* Data provided

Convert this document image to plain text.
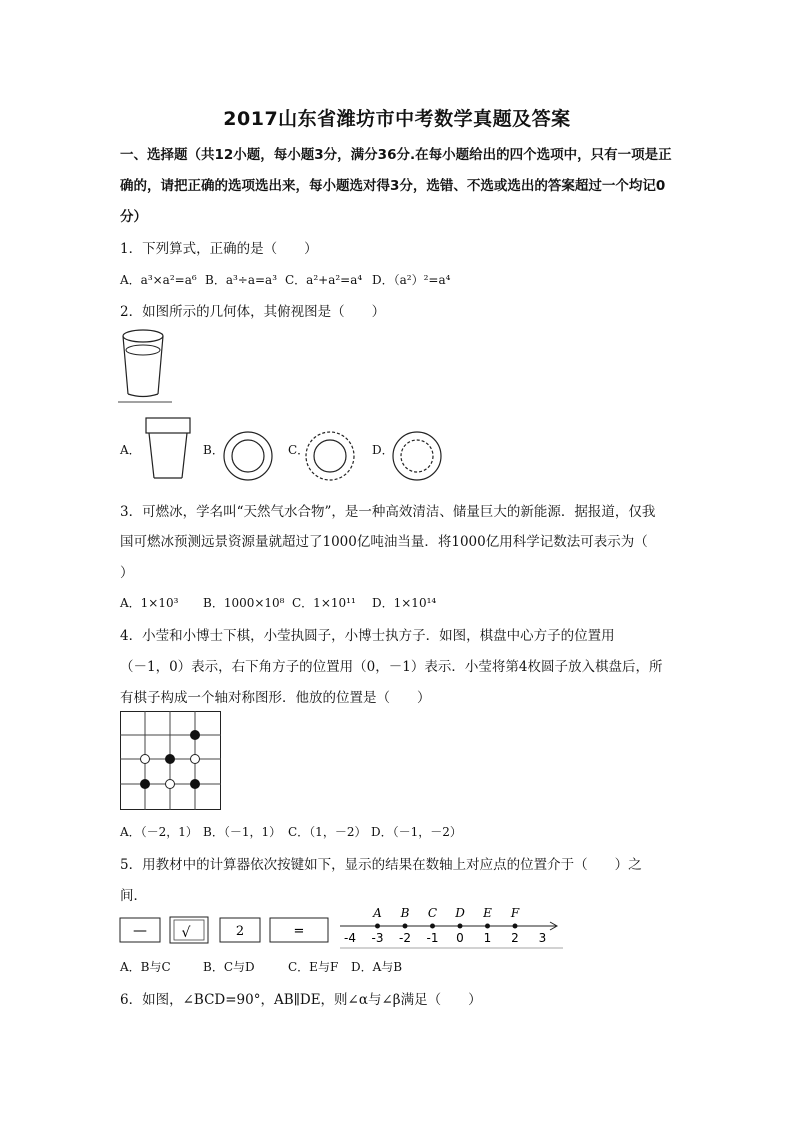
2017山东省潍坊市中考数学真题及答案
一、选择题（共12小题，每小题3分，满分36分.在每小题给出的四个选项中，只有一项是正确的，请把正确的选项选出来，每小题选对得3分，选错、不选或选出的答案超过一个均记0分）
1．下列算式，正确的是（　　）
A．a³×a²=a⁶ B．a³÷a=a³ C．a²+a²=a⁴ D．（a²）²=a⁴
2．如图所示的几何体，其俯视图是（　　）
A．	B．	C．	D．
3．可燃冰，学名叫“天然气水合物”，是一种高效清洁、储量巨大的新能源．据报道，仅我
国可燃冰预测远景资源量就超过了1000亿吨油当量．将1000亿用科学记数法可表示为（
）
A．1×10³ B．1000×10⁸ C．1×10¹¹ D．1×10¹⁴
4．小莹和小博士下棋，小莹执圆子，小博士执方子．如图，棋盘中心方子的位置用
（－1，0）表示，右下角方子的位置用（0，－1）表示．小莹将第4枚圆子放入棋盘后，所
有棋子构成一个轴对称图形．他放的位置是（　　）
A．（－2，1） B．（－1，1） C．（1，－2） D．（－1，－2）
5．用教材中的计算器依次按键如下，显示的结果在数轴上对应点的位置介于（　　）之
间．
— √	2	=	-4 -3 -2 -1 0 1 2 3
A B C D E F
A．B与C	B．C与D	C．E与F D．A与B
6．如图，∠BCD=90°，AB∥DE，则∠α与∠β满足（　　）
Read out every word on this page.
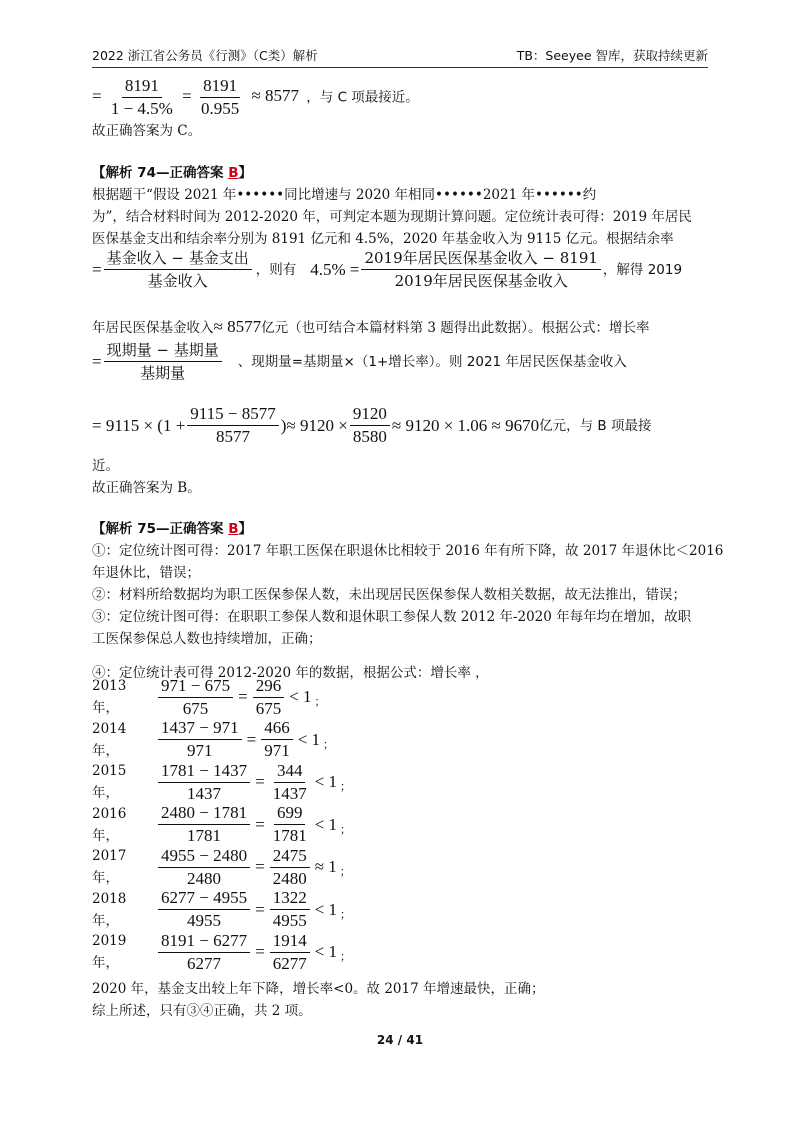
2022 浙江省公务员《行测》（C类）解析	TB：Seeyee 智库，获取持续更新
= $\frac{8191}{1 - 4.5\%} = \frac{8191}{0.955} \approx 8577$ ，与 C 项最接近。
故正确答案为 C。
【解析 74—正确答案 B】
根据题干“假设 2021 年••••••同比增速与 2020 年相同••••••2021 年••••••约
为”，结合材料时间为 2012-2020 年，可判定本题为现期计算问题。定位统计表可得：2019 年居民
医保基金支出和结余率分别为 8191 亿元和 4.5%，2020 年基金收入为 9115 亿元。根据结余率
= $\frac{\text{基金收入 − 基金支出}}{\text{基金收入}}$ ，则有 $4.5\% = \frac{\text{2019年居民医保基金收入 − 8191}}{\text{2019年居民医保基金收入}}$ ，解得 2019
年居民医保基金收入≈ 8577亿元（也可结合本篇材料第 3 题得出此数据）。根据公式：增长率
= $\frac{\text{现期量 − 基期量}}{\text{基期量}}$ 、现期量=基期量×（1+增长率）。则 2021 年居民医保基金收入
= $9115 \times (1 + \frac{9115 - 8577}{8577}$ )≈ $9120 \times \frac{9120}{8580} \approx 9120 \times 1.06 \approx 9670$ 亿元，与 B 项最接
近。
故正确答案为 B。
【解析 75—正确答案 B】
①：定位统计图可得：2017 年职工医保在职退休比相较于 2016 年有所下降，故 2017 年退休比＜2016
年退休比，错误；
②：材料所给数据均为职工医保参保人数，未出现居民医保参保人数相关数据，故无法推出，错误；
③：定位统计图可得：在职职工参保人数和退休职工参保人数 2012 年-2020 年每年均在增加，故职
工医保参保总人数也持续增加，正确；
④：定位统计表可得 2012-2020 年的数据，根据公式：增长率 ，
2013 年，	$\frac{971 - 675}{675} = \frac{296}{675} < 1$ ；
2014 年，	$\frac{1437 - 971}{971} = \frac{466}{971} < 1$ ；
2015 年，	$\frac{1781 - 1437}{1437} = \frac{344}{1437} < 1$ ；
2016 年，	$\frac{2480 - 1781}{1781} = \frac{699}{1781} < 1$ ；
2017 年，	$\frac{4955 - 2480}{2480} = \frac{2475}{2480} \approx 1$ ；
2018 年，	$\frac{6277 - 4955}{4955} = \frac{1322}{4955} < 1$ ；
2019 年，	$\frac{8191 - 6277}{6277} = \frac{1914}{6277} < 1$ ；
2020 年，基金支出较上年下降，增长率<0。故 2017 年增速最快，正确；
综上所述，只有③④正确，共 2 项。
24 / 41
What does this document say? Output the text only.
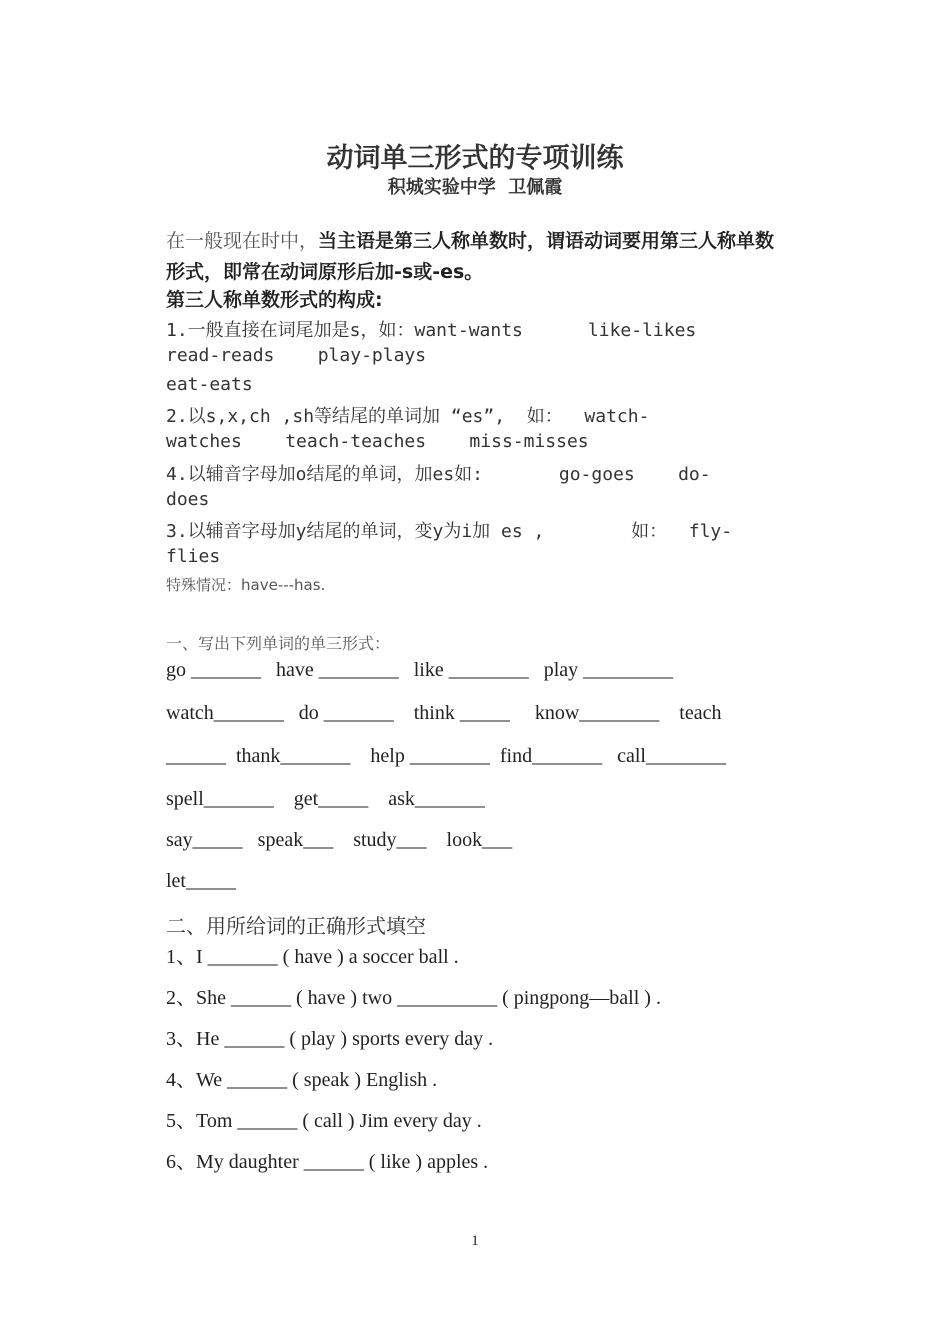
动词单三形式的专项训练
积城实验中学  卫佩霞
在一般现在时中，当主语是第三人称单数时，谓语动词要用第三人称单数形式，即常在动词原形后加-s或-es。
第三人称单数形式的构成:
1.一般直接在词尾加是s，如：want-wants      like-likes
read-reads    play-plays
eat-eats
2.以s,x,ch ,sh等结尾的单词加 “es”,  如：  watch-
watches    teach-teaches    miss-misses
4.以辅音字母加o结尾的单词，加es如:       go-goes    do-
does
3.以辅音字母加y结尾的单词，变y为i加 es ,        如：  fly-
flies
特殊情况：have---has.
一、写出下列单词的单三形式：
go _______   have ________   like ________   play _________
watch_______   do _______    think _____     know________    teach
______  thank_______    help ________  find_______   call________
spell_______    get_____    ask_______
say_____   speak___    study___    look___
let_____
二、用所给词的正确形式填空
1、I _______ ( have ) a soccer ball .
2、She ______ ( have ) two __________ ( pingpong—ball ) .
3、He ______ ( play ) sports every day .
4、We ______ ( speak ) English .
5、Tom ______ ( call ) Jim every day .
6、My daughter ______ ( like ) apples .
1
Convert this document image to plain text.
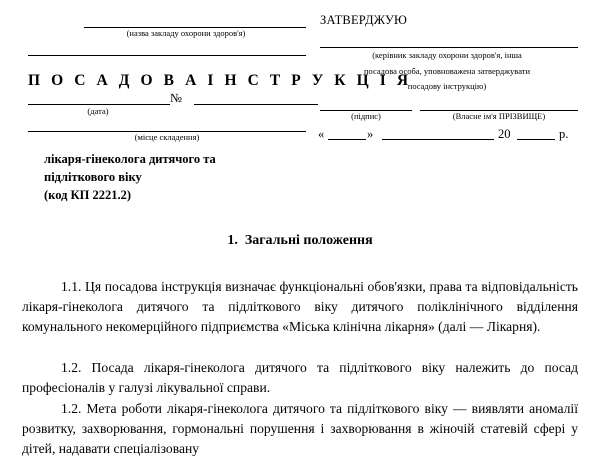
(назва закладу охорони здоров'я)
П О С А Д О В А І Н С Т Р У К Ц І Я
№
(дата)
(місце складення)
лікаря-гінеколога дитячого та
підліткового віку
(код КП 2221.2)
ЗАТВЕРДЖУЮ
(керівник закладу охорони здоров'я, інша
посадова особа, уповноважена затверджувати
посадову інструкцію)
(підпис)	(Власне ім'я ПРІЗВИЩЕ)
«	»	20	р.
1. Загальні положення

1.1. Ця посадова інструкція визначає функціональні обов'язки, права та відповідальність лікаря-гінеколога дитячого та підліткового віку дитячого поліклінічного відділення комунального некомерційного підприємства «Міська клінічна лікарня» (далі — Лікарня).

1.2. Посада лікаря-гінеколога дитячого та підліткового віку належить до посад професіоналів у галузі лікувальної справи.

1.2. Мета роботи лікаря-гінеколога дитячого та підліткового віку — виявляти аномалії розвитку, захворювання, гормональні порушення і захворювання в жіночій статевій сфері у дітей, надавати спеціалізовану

* Given instruction
Identify each line in the records above that contains the word "здоров", and copy it out in full.

* Written answer
(назва закладу охорони здоров'я)
(керівник закладу охорони здоров'я, інша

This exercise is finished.